→ EXERCISE GOAL: Every entry must be repeated exactly. Exclude all pictures.
begin THE DATA
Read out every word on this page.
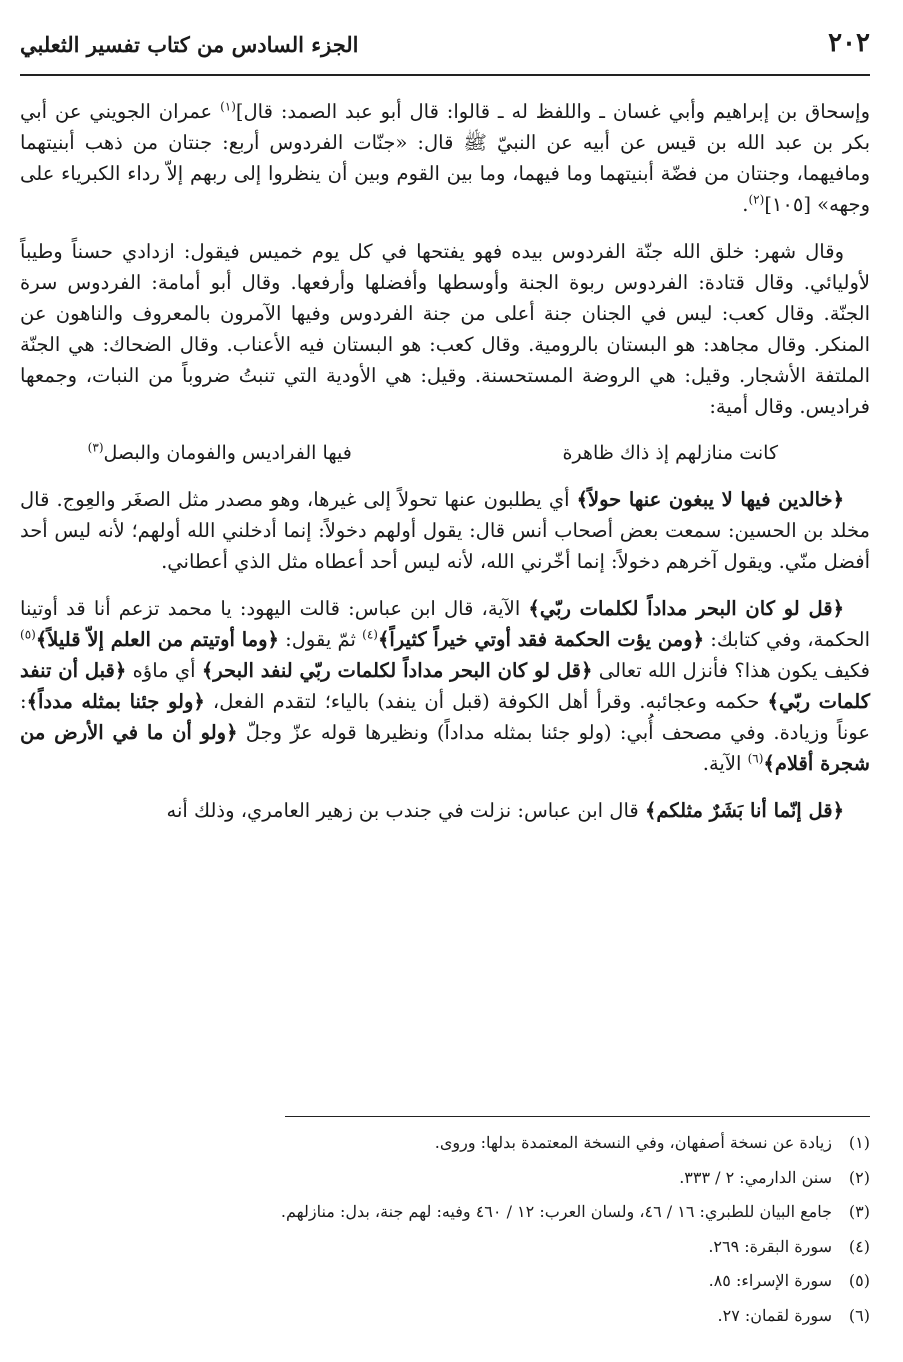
٢٠٢
الجزء السادس من كتاب تفسير الثعلبي

وإسحاق بن إبراهيم وأبي غسان ـ واللفظ له ـ قالوا: قال أبو عبد الصمد: قال]$^{(١)}$ عمران الجويني عن أبي بكر بن عبد الله بن قيس عن أبيه عن النبيّ ﷺ قال: «جنّات الفردوس أربع: جنتان من ذهب أبنيتهما ومافيهما، وجنتان من فضّة أبنيتهما وما فيهما، وما بين القوم وبين أن ينظروا إلى ربهم إلاّ رداء الكبرياء على وجهه» [١٠٥]$^{(٢)}$.

وقال شهر: خلق الله جنّة الفردوس بيده فهو يفتحها في كل يوم خميس فيقول: ازدادي حسناً وطيباً لأوليائي. وقال قتادة: الفردوس ربوة الجنة وأوسطها وأفضلها وأرفعها. وقال أبو أمامة: الفردوس سرة الجنّة. وقال كعب: ليس في الجنان جنة أعلى من جنة الفردوس وفيها الآمرون بالمعروف والناهون عن المنكر. وقال مجاهد: هو البستان بالرومية. وقال كعب: هو البستان فيه الأعناب. وقال الضحاك: هي الجنّة الملتفة الأشجار. وقيل: هي الروضة المستحسنة. وقيل: هي الأودية التي تنبتُ ضروباً من النبات، وجمعها فراديس. وقال أمية:

كانت منازلهم إذ ذاك ظاهرة
فيها الفراديس والفومان والبصل$^{(٣)}$

﴿خالدين فيها لا يبغون عنها حولاً﴾ أي يطلبون عنها تحولاً إلى غيرها، وهو مصدر مثل الصغَر والعِوج. قال مخلد بن الحسين: سمعت بعض أصحاب أنس قال: يقول أولهم دخولاً: إنما أدخلني الله أولهم؛ لأنه ليس أحد أفضل منّي. ويقول آخرهم دخولاً: إنما أخّرني الله، لأنه ليس أحد أعطاه مثل الذي أعطاني.

﴿قل لو كان البحر مداداً لكلمات ربّي﴾ الآية، قال ابن عباس: قالت اليهود: يا محمد تزعم أنا قد أوتينا الحكمة، وفي كتابك: ﴿ومن يؤت الحكمة فقد أوتي خيراً كثيراً﴾$^{(٤)}$ ثمّ يقول: ﴿وما أوتيتم من العلم إلاّ قليلاً﴾$^{(٥)}$ فكيف يكون هذا؟ فأنزل الله تعالى ﴿قل لو كان البحر مداداً لكلمات ربّي لنفد البحر﴾ أي ماؤه ﴿قبل أن تنفد كلمات ربّي﴾ حكمه وعجائبه. وقرأ أهل الكوفة (قبل أن ينفد) بالياء؛ لتقدم الفعل، ﴿ولو جئنا بمثله مدداً﴾: عوناً وزيادة. وفي مصحف أُبي: (ولو جئنا بمثله مداداً) ونظيرها قوله عزّ وجلّ ﴿ولو أن ما في الأرض من شجرة أقلام﴾$^{(٦)}$ الآية.

﴿قل إنّما أنا بَشَرٌ مثلكم﴾ قال ابن عباس: نزلت في جندب بن زهير العامري، وذلك أنه

(١)
زيادة عن نسخة أصفهان، وفي النسخة المعتمدة بدلها: وروى.
(٢)
سنن الدارمي: ٢ / ٣٣٣.
(٣)
جامع البيان للطبري: ١٦ / ٤٦، ولسان العرب: ١٢ / ٤٦٠ وفيه: لهم جنة، بدل: منازلهم.
(٤)
سورة البقرة: ٢٦٩.
(٥)
سورة الإسراء: ٨٥.
(٦)
سورة لقمان: ٢٧.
end THE DATA
→ RESPONSE:
Read out every word on this page.
٢٠٢
الجزء السادس من كتاب تفسير الثعلبي

وإسحاق بن إبراهيم وأبي غسان ـ واللفظ له ـ قالوا: قال أبو عبد الصمد: قال]$^{(١)}$ عمران الجويني عن أبي بكر بن عبد الله بن قيس عن أبيه عن النبيّ ﷺ قال: «جنّات الفردوس أربع: جنتان من ذهب أبنيتهما ومافيهما، وجنتان من فضّة أبنيتهما وما فيهما، وما بين القوم وبين أن ينظروا إلى ربهم إلاّ رداء الكبرياء على وجهه» [١٠٥]$^{(٢)}$.

وقال شهر: خلق الله جنّة الفردوس بيده فهو يفتحها في كل يوم خميس فيقول: ازدادي حسناً وطيباً لأوليائي. وقال قتادة: الفردوس ربوة الجنة وأوسطها وأفضلها وأرفعها. وقال أبو أمامة: الفردوس سرة الجنّة. وقال كعب: ليس في الجنان جنة أعلى من جنة الفردوس وفيها الآمرون بالمعروف والناهون عن المنكر. وقال مجاهد: هو البستان بالرومية. وقال كعب: هو البستان فيه الأعناب. وقال الضحاك: هي الجنّة الملتفة الأشجار. وقيل: هي الروضة المستحسنة. وقيل: هي الأودية التي تنبتُ ضروباً من النبات، وجمعها فراديس. وقال أمية:

كانت منازلهم إذ ذاك ظاهرة
فيها الفراديس والفومان والبصل$^{(٣)}$

﴿خالدين فيها لا يبغون عنها حولاً﴾ أي يطلبون عنها تحولاً إلى غيرها، وهو مصدر مثل الصغَر والعِوج. قال مخلد بن الحسين: سمعت بعض أصحاب أنس قال: يقول أولهم دخولاً: إنما أدخلني الله أولهم؛ لأنه ليس أحد أفضل منّي. ويقول آخرهم دخولاً: إنما أخّرني الله، لأنه ليس أحد أعطاه مثل الذي أعطاني.

﴿قل لو كان البحر مداداً لكلمات ربّي﴾ الآية، قال ابن عباس: قالت اليهود: يا محمد تزعم أنا قد أوتينا الحكمة، وفي كتابك: ﴿ومن يؤت الحكمة فقد أوتي خيراً كثيراً﴾$^{(٤)}$ ثمّ يقول: ﴿وما أوتيتم من العلم إلاّ قليلاً﴾$^{(٥)}$ فكيف يكون هذا؟ فأنزل الله تعالى ﴿قل لو كان البحر مداداً لكلمات ربّي لنفد البحر﴾ أي ماؤه ﴿قبل أن تنفد كلمات ربّي﴾ حكمه وعجائبه. وقرأ أهل الكوفة (قبل أن ينفد) بالياء؛ لتقدم الفعل، ﴿ولو جئنا بمثله مدداً﴾: عوناً وزيادة. وفي مصحف أُبي: (ولو جئنا بمثله مداداً) ونظيرها قوله عزّ وجلّ ﴿ولو أن ما في الأرض من شجرة أقلام﴾$^{(٦)}$ الآية.

﴿قل إنّما أنا بَشَرٌ مثلكم﴾ قال ابن عباس: نزلت في جندب بن زهير العامري، وذلك أنه

(١)
زيادة عن نسخة أصفهان، وفي النسخة المعتمدة بدلها: وروى.
(٢)
سنن الدارمي: ٢ / ٣٣٣.
(٣)
جامع البيان للطبري: ١٦ / ٤٦، ولسان العرب: ١٢ / ٤٦٠ وفيه: لهم جنة، بدل: منازلهم.
(٤)
سورة البقرة: ٢٦٩.
(٥)
سورة الإسراء: ٨٥.
(٦)
سورة لقمان: ٢٧.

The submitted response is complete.